Start of MATERIALS PROVIDED

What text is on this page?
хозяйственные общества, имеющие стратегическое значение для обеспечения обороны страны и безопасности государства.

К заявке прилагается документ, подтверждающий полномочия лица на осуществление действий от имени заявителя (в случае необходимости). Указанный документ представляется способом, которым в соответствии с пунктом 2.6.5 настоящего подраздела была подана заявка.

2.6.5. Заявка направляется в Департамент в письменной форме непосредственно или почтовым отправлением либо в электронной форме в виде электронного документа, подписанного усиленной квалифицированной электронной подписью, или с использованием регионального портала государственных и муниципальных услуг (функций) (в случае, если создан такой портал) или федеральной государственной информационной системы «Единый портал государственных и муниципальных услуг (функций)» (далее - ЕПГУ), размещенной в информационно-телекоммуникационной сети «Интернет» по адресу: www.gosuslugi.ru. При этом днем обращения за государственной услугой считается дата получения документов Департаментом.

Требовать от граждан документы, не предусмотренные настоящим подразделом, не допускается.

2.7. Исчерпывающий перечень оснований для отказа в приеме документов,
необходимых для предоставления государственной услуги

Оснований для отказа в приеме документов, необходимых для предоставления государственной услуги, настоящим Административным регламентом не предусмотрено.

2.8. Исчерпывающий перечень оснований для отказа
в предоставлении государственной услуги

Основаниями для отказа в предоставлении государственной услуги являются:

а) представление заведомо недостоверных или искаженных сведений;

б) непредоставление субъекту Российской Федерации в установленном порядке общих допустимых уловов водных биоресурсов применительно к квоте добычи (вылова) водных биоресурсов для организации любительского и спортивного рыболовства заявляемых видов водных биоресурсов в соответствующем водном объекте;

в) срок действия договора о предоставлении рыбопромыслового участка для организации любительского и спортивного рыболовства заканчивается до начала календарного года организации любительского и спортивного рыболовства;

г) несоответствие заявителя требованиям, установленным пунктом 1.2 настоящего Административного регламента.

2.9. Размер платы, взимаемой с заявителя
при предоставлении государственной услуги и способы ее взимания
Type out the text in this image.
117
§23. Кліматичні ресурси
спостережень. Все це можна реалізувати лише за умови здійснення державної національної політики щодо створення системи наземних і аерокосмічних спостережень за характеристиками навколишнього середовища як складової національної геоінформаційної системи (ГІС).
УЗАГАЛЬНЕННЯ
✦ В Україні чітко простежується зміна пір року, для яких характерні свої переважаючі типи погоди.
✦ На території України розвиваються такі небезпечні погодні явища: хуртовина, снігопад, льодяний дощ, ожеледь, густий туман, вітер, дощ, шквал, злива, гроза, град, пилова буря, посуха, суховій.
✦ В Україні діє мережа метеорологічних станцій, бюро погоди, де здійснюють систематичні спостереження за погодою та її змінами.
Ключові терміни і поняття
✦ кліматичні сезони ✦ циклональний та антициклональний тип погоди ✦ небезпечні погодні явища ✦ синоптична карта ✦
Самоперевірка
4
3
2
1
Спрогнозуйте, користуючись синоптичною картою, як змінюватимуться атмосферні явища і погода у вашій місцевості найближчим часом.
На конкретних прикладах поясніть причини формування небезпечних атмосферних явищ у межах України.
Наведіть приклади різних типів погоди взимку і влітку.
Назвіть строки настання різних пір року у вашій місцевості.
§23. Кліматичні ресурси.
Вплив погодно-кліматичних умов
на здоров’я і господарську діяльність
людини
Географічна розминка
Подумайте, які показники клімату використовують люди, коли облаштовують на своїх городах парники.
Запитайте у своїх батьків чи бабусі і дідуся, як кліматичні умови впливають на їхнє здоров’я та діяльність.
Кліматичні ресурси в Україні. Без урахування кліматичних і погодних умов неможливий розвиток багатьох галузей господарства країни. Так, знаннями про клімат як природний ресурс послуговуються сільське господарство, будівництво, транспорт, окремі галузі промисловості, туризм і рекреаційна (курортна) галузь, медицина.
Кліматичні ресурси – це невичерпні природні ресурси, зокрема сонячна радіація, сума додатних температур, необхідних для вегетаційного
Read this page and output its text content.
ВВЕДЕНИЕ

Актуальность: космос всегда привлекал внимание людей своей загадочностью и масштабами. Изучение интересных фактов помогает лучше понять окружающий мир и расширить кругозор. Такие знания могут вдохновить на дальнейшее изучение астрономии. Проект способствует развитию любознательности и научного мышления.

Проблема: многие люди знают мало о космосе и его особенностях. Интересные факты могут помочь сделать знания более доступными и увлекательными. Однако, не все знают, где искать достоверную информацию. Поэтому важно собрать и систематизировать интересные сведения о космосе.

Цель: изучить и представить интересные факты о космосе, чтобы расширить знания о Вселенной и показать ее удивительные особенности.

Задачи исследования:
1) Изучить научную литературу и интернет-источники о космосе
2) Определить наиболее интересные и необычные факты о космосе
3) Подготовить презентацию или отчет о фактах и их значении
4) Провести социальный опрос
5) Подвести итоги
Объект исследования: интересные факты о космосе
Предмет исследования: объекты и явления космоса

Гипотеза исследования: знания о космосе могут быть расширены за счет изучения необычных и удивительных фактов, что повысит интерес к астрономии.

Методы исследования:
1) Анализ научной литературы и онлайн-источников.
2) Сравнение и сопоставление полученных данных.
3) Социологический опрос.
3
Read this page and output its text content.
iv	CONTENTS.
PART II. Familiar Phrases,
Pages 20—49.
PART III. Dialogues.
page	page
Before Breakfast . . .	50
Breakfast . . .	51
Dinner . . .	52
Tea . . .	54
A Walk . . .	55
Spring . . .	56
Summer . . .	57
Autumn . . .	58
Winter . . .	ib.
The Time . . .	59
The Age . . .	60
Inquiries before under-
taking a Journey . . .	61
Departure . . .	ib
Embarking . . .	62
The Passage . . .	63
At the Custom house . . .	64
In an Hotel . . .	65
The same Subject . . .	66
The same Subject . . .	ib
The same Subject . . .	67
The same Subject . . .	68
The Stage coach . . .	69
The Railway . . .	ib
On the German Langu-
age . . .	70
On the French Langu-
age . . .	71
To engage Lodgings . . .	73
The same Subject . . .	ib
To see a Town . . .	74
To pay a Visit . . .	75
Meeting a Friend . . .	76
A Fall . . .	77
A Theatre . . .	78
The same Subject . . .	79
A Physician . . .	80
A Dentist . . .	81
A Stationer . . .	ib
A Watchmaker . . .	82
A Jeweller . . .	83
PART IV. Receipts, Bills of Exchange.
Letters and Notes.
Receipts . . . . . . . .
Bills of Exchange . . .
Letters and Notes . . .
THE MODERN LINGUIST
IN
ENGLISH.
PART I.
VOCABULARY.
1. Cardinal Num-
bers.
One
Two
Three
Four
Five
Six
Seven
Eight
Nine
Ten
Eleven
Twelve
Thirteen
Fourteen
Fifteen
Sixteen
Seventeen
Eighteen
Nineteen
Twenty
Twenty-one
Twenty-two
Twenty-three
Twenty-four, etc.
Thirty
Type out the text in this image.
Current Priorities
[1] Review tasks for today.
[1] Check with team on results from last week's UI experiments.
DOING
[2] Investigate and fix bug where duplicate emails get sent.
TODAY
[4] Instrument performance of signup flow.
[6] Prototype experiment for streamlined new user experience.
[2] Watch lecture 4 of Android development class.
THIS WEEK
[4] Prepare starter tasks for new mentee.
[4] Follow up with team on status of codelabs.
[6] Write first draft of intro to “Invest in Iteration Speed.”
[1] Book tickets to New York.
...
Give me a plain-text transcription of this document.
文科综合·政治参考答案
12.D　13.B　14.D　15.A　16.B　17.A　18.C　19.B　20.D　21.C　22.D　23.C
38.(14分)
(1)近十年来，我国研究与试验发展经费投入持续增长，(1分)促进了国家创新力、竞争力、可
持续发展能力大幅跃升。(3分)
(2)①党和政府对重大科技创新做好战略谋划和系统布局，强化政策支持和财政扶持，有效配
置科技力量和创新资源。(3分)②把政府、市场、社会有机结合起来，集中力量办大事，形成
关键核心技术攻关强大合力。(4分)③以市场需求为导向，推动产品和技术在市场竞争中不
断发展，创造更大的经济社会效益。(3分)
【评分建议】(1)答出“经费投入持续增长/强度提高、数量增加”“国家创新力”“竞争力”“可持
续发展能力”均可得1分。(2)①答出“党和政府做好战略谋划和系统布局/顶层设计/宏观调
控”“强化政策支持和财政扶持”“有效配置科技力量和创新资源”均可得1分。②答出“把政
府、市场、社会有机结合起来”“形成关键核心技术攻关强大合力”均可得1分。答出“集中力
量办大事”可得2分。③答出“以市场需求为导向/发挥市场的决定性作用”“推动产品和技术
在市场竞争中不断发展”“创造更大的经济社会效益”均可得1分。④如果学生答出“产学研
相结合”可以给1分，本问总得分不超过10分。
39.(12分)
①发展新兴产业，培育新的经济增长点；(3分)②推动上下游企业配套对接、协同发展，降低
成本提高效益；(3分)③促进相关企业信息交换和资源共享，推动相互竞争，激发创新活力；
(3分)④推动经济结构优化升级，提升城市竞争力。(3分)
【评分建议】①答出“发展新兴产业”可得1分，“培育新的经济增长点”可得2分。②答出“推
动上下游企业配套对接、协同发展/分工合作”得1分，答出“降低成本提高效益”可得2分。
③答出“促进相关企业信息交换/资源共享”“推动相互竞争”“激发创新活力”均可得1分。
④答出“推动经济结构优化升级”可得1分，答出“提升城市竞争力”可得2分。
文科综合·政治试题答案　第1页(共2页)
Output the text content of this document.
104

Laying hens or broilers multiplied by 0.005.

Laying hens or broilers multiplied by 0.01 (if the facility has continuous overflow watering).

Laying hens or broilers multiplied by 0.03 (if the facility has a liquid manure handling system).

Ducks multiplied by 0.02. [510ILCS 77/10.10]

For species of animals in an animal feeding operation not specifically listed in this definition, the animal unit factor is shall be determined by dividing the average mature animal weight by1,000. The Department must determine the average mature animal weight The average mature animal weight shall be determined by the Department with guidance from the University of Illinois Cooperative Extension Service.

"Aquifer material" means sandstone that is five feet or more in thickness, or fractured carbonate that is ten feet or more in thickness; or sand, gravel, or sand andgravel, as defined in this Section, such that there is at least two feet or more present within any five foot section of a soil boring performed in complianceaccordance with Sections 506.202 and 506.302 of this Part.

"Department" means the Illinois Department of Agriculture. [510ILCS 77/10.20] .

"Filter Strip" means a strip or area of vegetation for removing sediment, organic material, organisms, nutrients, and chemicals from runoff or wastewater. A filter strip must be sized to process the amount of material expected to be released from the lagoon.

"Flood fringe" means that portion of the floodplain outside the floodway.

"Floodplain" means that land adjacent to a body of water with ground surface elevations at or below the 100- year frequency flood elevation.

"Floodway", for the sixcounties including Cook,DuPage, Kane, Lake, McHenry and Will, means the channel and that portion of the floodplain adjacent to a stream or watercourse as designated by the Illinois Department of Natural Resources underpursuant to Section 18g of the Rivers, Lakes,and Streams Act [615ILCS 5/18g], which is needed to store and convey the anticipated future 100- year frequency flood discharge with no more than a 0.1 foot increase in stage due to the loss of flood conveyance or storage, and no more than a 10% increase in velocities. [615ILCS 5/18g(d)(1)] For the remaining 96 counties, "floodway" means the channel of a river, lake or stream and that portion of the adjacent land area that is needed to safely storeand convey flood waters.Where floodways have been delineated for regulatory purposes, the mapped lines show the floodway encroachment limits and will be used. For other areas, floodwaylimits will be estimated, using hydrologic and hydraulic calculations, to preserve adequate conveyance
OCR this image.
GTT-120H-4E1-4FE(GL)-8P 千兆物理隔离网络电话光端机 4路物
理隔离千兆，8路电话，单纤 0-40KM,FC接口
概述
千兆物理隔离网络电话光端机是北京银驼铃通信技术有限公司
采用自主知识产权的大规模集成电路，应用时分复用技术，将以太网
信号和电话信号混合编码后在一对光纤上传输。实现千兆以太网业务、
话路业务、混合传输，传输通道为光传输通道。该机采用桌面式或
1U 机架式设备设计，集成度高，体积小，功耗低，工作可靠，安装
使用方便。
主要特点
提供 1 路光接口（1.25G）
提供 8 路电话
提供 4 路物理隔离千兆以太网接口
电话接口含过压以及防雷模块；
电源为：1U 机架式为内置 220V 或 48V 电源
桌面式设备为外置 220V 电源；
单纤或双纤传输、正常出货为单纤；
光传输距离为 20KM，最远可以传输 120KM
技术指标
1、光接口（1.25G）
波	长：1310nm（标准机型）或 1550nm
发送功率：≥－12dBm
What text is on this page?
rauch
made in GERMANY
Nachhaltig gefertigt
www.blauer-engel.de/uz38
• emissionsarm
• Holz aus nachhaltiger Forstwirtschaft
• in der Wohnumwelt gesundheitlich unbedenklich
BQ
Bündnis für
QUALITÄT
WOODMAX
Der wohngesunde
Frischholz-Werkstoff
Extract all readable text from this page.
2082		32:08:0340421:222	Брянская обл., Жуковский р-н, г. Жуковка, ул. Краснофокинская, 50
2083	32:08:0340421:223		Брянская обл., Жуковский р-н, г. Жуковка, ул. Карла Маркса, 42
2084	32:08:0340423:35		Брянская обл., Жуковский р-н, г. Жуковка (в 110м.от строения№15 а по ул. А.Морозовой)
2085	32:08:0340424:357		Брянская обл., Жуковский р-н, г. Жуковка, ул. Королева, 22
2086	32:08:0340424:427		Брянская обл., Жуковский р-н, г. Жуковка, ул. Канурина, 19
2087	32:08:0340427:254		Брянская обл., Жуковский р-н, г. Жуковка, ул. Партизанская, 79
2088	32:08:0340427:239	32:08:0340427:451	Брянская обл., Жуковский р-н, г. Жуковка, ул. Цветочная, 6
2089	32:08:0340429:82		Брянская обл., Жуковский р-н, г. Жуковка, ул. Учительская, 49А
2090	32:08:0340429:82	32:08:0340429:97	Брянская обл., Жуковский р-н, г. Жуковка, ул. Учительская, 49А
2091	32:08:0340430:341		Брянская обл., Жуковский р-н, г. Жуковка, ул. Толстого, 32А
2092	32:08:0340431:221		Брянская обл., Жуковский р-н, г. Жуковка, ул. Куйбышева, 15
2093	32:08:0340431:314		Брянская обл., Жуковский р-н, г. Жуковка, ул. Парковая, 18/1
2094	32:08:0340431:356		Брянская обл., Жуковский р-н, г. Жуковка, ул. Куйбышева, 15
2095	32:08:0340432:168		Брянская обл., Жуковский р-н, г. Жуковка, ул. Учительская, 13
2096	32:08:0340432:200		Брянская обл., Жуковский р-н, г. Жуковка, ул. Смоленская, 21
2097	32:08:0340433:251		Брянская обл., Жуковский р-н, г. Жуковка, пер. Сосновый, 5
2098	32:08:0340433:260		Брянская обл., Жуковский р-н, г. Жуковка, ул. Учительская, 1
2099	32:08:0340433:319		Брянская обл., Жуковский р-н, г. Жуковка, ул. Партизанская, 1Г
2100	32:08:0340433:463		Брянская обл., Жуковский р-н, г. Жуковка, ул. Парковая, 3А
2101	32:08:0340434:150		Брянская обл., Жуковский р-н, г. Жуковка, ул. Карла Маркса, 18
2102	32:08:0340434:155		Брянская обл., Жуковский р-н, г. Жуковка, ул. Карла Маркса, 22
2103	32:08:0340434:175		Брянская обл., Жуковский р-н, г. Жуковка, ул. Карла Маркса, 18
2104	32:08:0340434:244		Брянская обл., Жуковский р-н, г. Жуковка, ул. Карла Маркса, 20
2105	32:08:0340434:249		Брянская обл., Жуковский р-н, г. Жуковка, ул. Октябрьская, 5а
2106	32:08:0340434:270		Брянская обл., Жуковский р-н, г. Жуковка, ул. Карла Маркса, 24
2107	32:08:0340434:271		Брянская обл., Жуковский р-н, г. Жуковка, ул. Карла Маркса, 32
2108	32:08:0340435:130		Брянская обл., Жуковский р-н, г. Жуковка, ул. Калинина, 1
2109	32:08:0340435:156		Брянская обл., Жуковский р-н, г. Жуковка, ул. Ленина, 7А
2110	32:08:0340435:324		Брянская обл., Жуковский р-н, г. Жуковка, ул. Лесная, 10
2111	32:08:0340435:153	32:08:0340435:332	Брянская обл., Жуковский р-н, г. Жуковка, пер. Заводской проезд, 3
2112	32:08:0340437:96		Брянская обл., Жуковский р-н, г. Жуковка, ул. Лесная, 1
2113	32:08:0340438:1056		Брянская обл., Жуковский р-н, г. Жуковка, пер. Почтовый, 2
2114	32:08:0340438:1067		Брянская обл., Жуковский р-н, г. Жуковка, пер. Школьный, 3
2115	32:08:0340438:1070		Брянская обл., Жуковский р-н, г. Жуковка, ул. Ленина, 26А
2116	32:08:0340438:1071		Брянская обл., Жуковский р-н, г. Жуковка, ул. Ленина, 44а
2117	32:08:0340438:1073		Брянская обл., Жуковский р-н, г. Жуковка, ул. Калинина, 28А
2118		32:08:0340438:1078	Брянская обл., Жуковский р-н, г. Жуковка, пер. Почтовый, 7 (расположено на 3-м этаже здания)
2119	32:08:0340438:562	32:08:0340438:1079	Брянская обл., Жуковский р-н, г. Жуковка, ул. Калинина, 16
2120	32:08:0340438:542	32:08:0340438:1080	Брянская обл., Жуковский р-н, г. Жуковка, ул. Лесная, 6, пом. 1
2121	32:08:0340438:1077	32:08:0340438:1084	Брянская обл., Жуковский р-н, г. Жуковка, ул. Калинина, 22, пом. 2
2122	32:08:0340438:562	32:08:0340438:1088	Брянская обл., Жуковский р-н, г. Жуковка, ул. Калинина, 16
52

End of MATERIALS PROVIDED

**TASK TO COMPLETE**
Within the data above, pick out all lines holding the word "Лесная".

**IN RESPONSE**
2110	32:08:0340435:324		Брянская обл., Жуковский р-н, г. Жуковка, ул. Лесная, 10
2112	32:08:0340437:96		Брянская обл., Жуковский р-н, г. Жуковка, ул. Лесная, 1
2120	32:08:0340438:542	32:08:0340438:1080	Брянская обл., Жуковский р-н, г. Жуковка, ул. Лесная, 6, пом. 1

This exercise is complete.